-- START OF Dataset rows --

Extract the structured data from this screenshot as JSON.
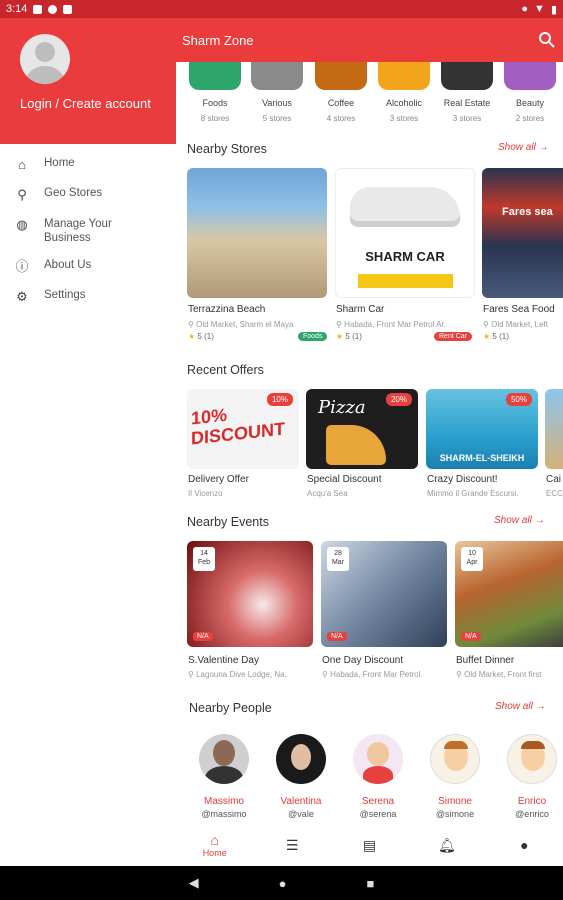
{
  "status": {
    "time": "3:14"
  },
  "drawer": {
    "login": "Login / Create account",
    "items": [
      {
        "label": "Home",
        "icon": "home-icon"
      },
      {
        "label": "Geo Stores",
        "icon": "pin-icon"
      },
      {
        "label": "Manage Your Business",
        "icon": "globe-icon"
      },
      {
        "label": "About Us",
        "icon": "info-icon"
      },
      {
        "label": "Settings",
        "icon": "gear-icon"
      }
    ]
  },
  "topbar": {
    "title": "Sharm Zone"
  },
  "categories": [
    {
      "name": "Foods",
      "count": "8 stores",
      "color": "#2ea56a"
    },
    {
      "name": "Various",
      "count": "5 stores",
      "color": "#8a8a8a"
    },
    {
      "name": "Coffee",
      "count": "4 stores",
      "color": "#c26a14"
    },
    {
      "name": "Alcoholic",
      "count": "3 stores",
      "color": "#f2a51a"
    },
    {
      "name": "Real Estate",
      "count": "3 stores",
      "color": "#333333"
    },
    {
      "name": "Beauty",
      "count": "2 stores",
      "color": "#a35ec2"
    }
  ],
  "nearby_stores": {
    "title": "Nearby Stores",
    "show_all": "Show all",
    "items": [
      {
        "name": "Terrazzina Beach",
        "address": "Old Market, Sharm el Maya",
        "rating": "5 (1)",
        "tag": "Foods",
        "tag_color": "#2ea56a"
      },
      {
        "name": "Sharm Car",
        "address": "Habada, Front Mar Petrol Ar.",
        "rating": "5 (1)",
        "tag": "Rent Car",
        "tag_color": "#e6403f",
        "img_title": "SHARM CAR"
      },
      {
        "name": "Fares Sea Food",
        "address": "Old Market, Left",
        "rating": "5 (1)",
        "img_title": "Fares sea"
      }
    ]
  },
  "recent_offers": {
    "title": "Recent Offers",
    "items": [
      {
        "name": "Delivery Offer",
        "sub": "Il Vicenzo",
        "badge": "10%",
        "img_title": "10% DISCOUNT"
      },
      {
        "name": "Special Discount",
        "sub": "Acqu'a Sea",
        "badge": "20%",
        "img_title": "Pizza"
      },
      {
        "name": "Crazy Discount!",
        "sub": "Mimmo il Grande Escursi.",
        "badge": "50%",
        "img_title": "SHARM-EL-SHEIKH"
      },
      {
        "name": "Cai",
        "sub": "ECC"
      }
    ]
  },
  "nearby_events": {
    "title": "Nearby Events",
    "show_all": "Show all",
    "items": [
      {
        "name": "S.Valentine Day",
        "address": "Lagouna Dive Lodge, Na.",
        "day": "14",
        "month": "Feb",
        "status": "N/A"
      },
      {
        "name": "One Day Discount",
        "address": "Habada, Front Mar Petrol.",
        "day": "28",
        "month": "Mar",
        "status": "N/A"
      },
      {
        "name": "Buffet Dinner",
        "address": "Old Market, Front first",
        "day": "10",
        "month": "Apr",
        "status": "N/A"
      }
    ]
  },
  "nearby_people": {
    "title": "Nearby People",
    "show_all": "Show all",
    "items": [
      {
        "name": "Massimo",
        "handle": "@massimo"
      },
      {
        "name": "Valentina",
        "handle": "@vale"
      },
      {
        "name": "Serena",
        "handle": "@serena"
      },
      {
        "name": "Simone",
        "handle": "@simone"
      },
      {
        "name": "Enrico",
        "handle": "@enrico"
      }
    ]
  },
  "bottom_nav": {
    "home": "Home"
  }
}
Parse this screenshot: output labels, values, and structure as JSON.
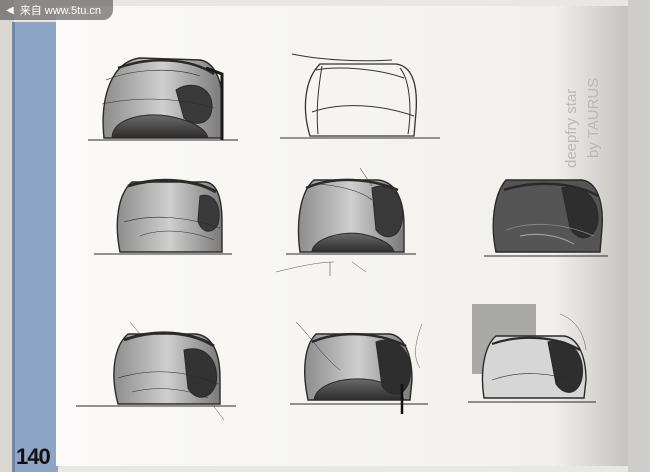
{
  "watermark": {
    "text": "来自 www.5tu.cn"
  },
  "side_title": {
    "line1": "deepfry star",
    "line2": "by TAURUS"
  },
  "page_number": "140",
  "colors": {
    "spine_blue": "#8ea6c6",
    "paper": "#f6f5f2",
    "pencil": "#2a2a2a"
  }
}
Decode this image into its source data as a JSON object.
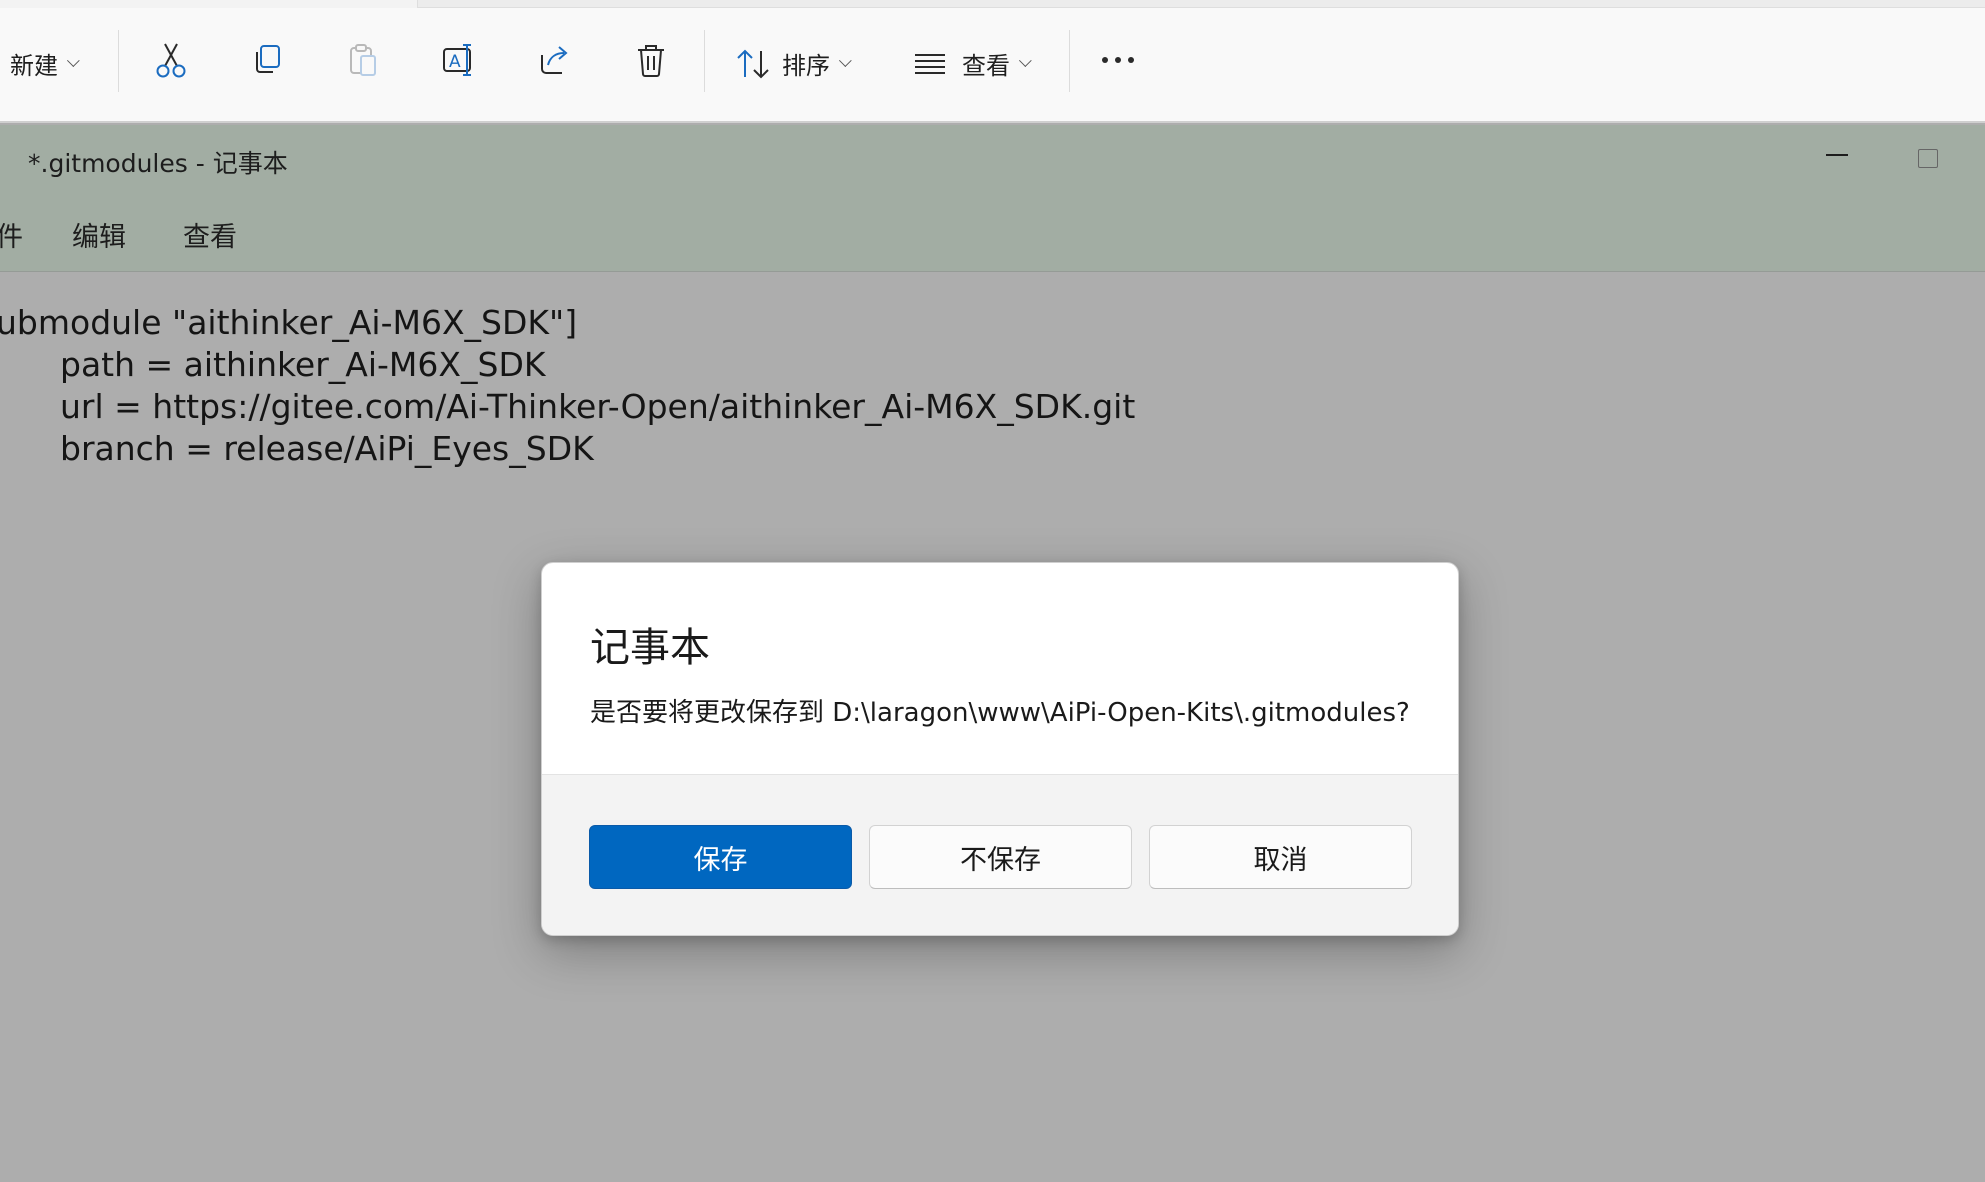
{
  "explorer_toolbar": {
    "new_label": "新建",
    "sort_label": "排序",
    "view_label": "查看",
    "icons": [
      "cut-icon",
      "copy-icon",
      "paste-icon",
      "rename-icon",
      "share-icon",
      "delete-icon",
      "sort-icon",
      "view-icon",
      "more-icon"
    ]
  },
  "notepad": {
    "window_title": "*.gitmodules - 记事本",
    "menu": [
      "件",
      "编辑",
      "查看"
    ],
    "lines": [
      "ubmodule \"aithinker_Ai-M6X_SDK\"]",
      "path = aithinker_Ai-M6X_SDK",
      "url = https://gitee.com/Ai-Thinker-Open/aithinker_Ai-M6X_SDK.git",
      "branch = release/AiPi_Eyes_SDK"
    ]
  },
  "dialog": {
    "title": "记事本",
    "message": "是否要将更改保存到 D:\\laragon\\www\\AiPi-Open-Kits\\.gitmodules?",
    "buttons": {
      "save": "保存",
      "dont_save": "不保存",
      "cancel": "取消"
    }
  },
  "colors": {
    "primary_button": "#0067c0",
    "dim_overlay": "#adadad",
    "titlebar_dim": "#a2ada3"
  }
}
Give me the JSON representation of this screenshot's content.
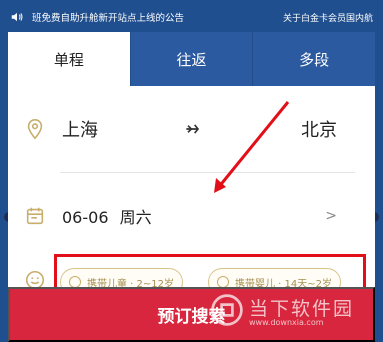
{
  "notice": {
    "text": "班免费自助升舱新开站点上线的公告",
    "right_text": "关于白金卡会员国内航"
  },
  "tabs": [
    {
      "label": "单程",
      "active": true
    },
    {
      "label": "往返",
      "active": false
    },
    {
      "label": "多段",
      "active": false
    }
  ],
  "route": {
    "from": "上海",
    "to": "北京"
  },
  "date": {
    "value": "06-06",
    "weekday": "周六"
  },
  "passengers": [
    {
      "label": "携带儿童 · 2~12岁"
    },
    {
      "label": "携带婴儿 · 14天~2岁"
    }
  ],
  "actions": {
    "search_label": "预订搜索"
  },
  "watermark": {
    "title": "当下软件园",
    "url": "www.downxia.com"
  },
  "colors": {
    "primary_blue": "#2b5aa0",
    "accent_red": "#d7263d",
    "highlight_red": "#e20f18",
    "gold": "#c8ad6b"
  },
  "icons": {
    "notice": "speaker-icon",
    "location": "location-pin-icon",
    "swap": "plane-swap-icon",
    "calendar": "calendar-icon",
    "passenger": "smile-icon",
    "chevron": "chevron-right-icon"
  }
}
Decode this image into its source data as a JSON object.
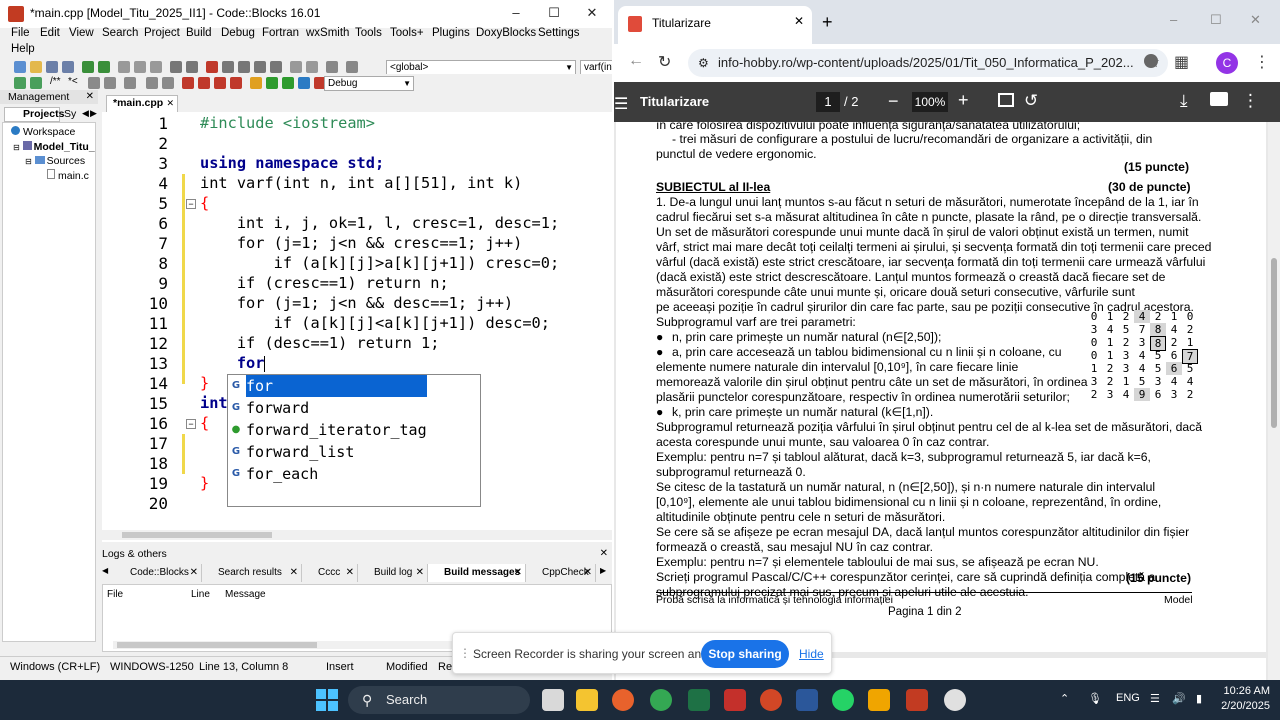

-- END OF Dataset rows --

--- Aim ---
From start to finish, output the listing exactly, but omit its pictures.

--- Exercise output ---
Extract the structured data from this screenshot as JSON.
{
  "status": {
    "time": "3:14"
  },
  "drawer": {
    "login": "Login / Create account",
    "items": [
      {
        "label": "Home",
        "icon": "home-icon"
      },
      {
        "label": "Geo Stores",
        "icon": "pin-icon"
      },
      {
        "label": "Manage Your Business",
        "icon": "globe-icon"
      },
      {
        "label": "About Us",
        "icon": "info-icon"
      },
      {
        "label": "Settings",
        "icon": "gear-icon"
      }
    ]
  },
  "topbar": {
    "title": "Sharm Zone"
  },
  "categories": [
    {
      "name": "Foods",
      "count": "8 stores",
      "color": "#2ea56a"
    },
    {
      "name": "Various",
      "count": "5 stores",
      "color": "#8a8a8a"
    },
    {
      "name": "Coffee",
      "count": "4 stores",
      "color": "#c26a14"
    },
    {
      "name": "Alcoholic",
      "count": "3 stores",
      "color": "#f2a51a"
    },
    {
      "name": "Real Estate",
      "count": "3 stores",
      "color": "#333333"
    },
    {
      "name": "Beauty",
      "count": "2 stores",
      "color": "#a35ec2"
    }
  ],
  "nearby_stores": {
    "title": "Nearby Stores",
    "show_all": "Show all",
    "items": [
      {
        "name": "Terrazzina Beach",
        "address": "Old Market, Sharm el Maya",
        "rating": "5 (1)",
        "tag": "Foods",
        "tag_color": "#2ea56a"
      },
      {
        "name": "Sharm Car",
        "address": "Habada, Front Mar Petrol Ar.",
        "rating": "5 (1)",
        "tag": "Rent Car",
        "tag_color": "#e6403f",
        "img_title": "SHARM CAR"
      },
      {
        "name": "Fares Sea Food",
        "address": "Old Market, Left",
        "rating": "5 (1)",
        "img_title": "Fares sea"
      }
    ]
  },
  "recent_offers": {
    "title": "Recent Offers",
    "items": [
      {
        "name": "Delivery Offer",
        "sub": "Il Vicenzo",
        "badge": "10%",
        "img_title": "10% DISCOUNT"
      },
      {
        "name": "Special Discount",
        "sub": "Acqu'a Sea",
        "badge": "20%",
        "img_title": "Pizza"
      },
      {
        "name": "Crazy Discount!",
        "sub": "Mimmo il Grande Escursi.",
        "badge": "50%",
        "img_title": "SHARM-EL-SHEIKH"
      },
      {
        "name": "Cai",
        "sub": "ECC"
      }
    ]
  },
  "nearby_events": {
    "title": "Nearby Events",
    "show_all": "Show all",
    "items": [
      {
        "name": "S.Valentine Day",
        "address": "Lagouna Dive Lodge, Na.",
        "day": "14",
        "month": "Feb",
        "status": "N/A"
      },
      {
        "name": "One Day Discount",
        "address": "Habada, Front Mar Petrol.",
        "day": "28",
        "month": "Mar",
        "status": "N/A"
      },
      {
        "name": "Buffet Dinner",
        "address": "Old Market, Front first",
        "day": "10",
        "month": "Apr",
        "status": "N/A"
      }
    ]
  },
  "nearby_people": {
    "title": "Nearby People",
    "show_all": "Show all",
    "items": [
      {
        "name": "Massimo",
        "handle": "@massimo"
      },
      {
        "name": "Valentina",
        "handle": "@vale"
      },
      {
        "name": "Serena",
        "handle": "@serena"
      },
      {
        "name": "Simone",
        "handle": "@simone"
      },
      {
        "name": "Enrico",
        "handle": "@enrico"
      }
    ]
  },
  "bottom_nav": {
    "home": "Home"
  }
}
Parse this screenshot: output labels, values, and structure as JSON.
{
  "watermark": {
    "text": "来自 www.5tu.cn"
  },
  "side_title": {
    "line1": "deepfry star",
    "line2": "by TAURUS"
  },
  "page_number": "140",
  "colors": {
    "spine_blue": "#8ea6c6",
    "paper": "#f6f5f2",
    "pencil": "#2a2a2a"
  }
}
Decode this image into its source data as a JSON object.
{
  "explorer_toolbar": {
    "new_label": "新建",
    "sort_label": "排序",
    "view_label": "查看",
    "icons": [
      "cut-icon",
      "copy-icon",
      "paste-icon",
      "rename-icon",
      "share-icon",
      "delete-icon",
      "sort-icon",
      "view-icon",
      "more-icon"
    ]
  },
  "notepad": {
    "window_title": "*.gitmodules - 记事本",
    "menu": [
      "件",
      "编辑",
      "查看"
    ],
    "lines": [
      "ubmodule \"aithinker_Ai-M6X_SDK\"]",
      "path = aithinker_Ai-M6X_SDK",
      "url = https://gitee.com/Ai-Thinker-Open/aithinker_Ai-M6X_SDK.git",
      "branch = release/AiPi_Eyes_SDK"
    ]
  },
  "dialog": {
    "title": "记事本",
    "message": "是否要将更改保存到 D:\\laragon\\www\\AiPi-Open-Kits\\.gitmodules?",
    "buttons": {
      "save": "保存",
      "dont_save": "不保存",
      "cancel": "取消"
    }
  },
  "colors": {
    "primary_button": "#0067c0",
    "dim_overlay": "#adadad",
    "titlebar_dim": "#a2ada3"
  }
}
Give me the JSON representation of this screenshot's content.
{
  "notice": {
    "text": "班免费自助升舱新开站点上线的公告",
    "right_text": "关于白金卡会员国内航"
  },
  "tabs": [
    {
      "label": "单程",
      "active": true
    },
    {
      "label": "往返",
      "active": false
    },
    {
      "label": "多段",
      "active": false
    }
  ],
  "route": {
    "from": "上海",
    "to": "北京"
  },
  "date": {
    "value": "06-06",
    "weekday": "周六"
  },
  "passengers": [
    {
      "label": "携带儿童 · 2~12岁"
    },
    {
      "label": "携带婴儿 · 14天~2岁"
    }
  ],
  "actions": {
    "search_label": "预订搜索"
  },
  "watermark": {
    "title": "当下软件园",
    "url": "www.downxia.com"
  },
  "colors": {
    "primary_blue": "#2b5aa0",
    "accent_red": "#d7263d",
    "highlight_red": "#e20f18",
    "gold": "#c8ad6b"
  },
  "icons": {
    "notice": "speaker-icon",
    "location": "location-pin-icon",
    "swap": "plane-swap-icon",
    "calendar": "calendar-icon",
    "passenger": "smile-icon",
    "chevron": "chevron-right-icon"
  }
}
Decode this image into its source data as a JSON object.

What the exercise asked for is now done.